=== Available records ===
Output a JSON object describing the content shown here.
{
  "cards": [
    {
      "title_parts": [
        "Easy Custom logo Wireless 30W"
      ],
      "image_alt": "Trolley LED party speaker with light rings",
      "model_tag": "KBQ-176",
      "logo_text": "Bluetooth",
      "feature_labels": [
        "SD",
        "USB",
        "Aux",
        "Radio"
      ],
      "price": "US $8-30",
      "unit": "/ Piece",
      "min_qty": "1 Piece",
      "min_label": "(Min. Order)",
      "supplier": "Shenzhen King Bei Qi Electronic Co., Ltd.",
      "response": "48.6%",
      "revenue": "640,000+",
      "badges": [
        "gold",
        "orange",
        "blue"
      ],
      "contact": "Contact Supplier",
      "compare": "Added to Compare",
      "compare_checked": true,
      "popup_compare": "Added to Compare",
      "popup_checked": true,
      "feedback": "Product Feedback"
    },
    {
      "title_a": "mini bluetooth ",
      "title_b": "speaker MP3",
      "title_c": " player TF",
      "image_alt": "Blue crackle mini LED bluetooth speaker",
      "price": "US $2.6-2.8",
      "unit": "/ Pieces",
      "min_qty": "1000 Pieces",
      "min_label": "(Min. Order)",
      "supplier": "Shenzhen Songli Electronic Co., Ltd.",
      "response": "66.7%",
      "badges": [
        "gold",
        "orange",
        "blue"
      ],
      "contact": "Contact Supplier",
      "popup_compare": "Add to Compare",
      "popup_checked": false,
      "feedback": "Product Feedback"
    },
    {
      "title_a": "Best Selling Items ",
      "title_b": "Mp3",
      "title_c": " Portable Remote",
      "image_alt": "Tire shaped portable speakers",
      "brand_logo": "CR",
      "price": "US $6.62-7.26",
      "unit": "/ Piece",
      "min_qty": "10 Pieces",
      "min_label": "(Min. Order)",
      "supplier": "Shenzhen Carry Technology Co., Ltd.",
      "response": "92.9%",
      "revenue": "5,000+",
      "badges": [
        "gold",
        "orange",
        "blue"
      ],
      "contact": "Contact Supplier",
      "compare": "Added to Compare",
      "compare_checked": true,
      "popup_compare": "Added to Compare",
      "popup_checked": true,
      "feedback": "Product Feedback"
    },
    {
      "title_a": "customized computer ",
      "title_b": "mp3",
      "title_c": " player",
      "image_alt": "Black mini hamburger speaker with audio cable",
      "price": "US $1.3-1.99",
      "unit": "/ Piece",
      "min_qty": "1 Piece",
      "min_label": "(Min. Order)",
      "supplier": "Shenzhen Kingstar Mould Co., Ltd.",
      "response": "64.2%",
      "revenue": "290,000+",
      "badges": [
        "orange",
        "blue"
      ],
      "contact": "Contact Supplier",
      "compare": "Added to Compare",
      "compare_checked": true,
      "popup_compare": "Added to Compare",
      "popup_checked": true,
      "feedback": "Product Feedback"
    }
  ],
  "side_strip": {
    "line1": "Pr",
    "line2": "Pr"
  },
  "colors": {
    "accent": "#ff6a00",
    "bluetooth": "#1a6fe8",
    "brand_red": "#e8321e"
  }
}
===
=== Available records ===
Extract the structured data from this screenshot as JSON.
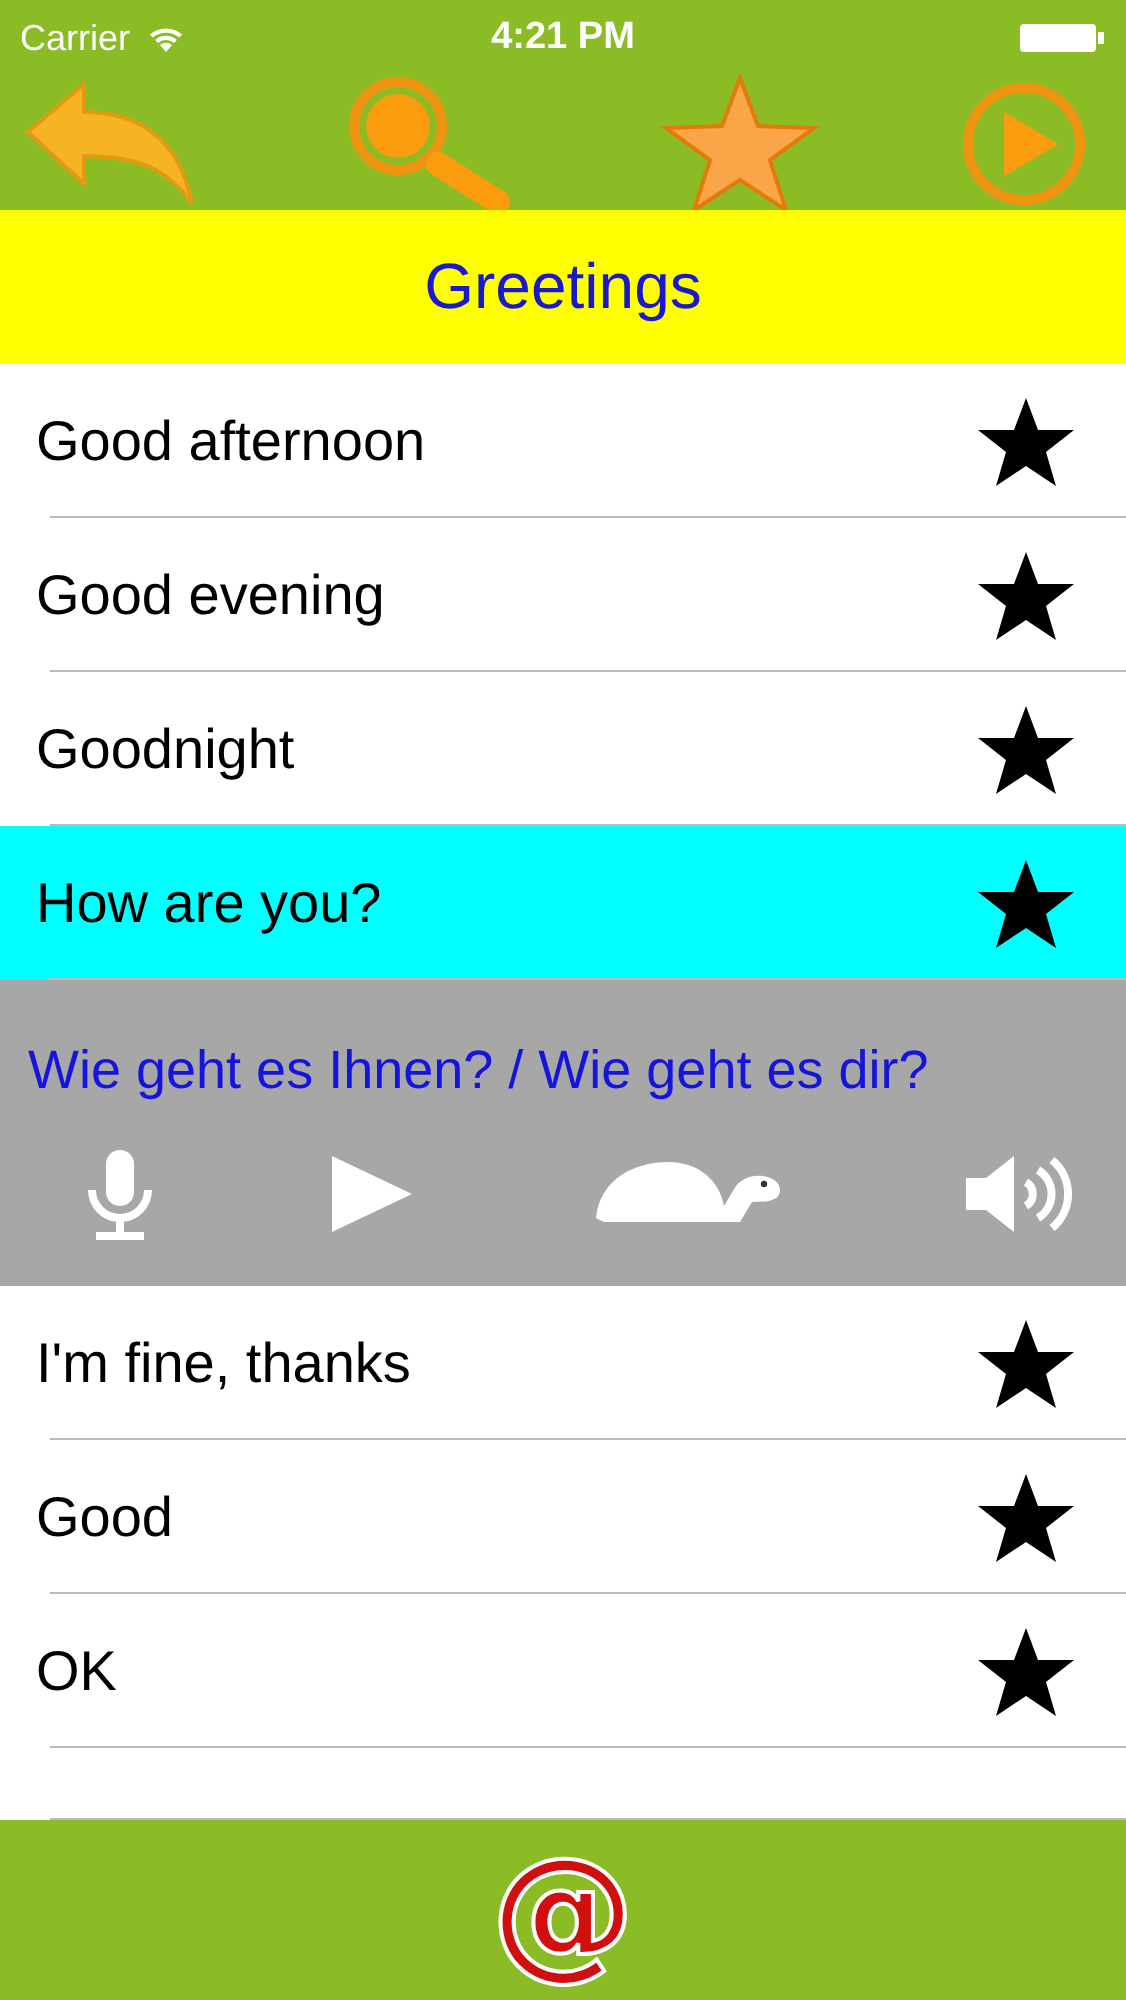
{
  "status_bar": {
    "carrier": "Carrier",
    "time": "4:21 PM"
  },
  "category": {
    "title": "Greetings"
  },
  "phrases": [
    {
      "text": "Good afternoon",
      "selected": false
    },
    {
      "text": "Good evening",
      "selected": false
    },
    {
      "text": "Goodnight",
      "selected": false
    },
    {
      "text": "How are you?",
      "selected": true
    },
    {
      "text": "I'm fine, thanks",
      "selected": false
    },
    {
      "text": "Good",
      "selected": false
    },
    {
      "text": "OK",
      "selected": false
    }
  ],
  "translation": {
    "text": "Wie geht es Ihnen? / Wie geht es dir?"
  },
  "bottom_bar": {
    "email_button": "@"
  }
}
===
=== Available records ===
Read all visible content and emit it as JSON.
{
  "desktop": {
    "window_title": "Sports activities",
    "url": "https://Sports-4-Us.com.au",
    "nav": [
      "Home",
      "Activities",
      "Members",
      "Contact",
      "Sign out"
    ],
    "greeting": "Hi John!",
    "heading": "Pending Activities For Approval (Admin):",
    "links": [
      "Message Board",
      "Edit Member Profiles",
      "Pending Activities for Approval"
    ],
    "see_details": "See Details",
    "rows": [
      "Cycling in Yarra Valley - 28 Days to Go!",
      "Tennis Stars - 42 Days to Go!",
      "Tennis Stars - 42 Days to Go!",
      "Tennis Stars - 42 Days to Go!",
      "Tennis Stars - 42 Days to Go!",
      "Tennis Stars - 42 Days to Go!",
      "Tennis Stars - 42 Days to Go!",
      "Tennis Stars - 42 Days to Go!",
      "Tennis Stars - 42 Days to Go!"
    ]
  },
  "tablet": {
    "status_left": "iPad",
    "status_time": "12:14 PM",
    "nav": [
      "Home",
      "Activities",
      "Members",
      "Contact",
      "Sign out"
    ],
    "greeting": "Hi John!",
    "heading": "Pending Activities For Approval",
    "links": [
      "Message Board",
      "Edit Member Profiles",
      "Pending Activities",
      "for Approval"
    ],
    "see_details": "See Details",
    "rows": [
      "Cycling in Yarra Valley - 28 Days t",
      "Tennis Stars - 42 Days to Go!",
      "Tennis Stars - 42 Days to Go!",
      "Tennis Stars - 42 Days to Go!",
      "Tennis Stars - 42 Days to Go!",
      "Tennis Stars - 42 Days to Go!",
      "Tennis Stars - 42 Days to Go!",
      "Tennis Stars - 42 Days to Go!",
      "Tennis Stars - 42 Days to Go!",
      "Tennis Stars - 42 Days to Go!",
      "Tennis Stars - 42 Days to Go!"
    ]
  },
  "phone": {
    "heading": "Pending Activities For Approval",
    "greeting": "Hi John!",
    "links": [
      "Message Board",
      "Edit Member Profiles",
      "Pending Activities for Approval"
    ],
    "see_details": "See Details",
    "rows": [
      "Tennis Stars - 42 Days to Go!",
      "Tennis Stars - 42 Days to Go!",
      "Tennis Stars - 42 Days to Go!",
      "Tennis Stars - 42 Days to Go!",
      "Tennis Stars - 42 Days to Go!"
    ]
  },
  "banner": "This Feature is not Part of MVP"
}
===
Task directions
Exactly how many lines of the listing above contain the string "with"? Give no more than the number.

Full solution
2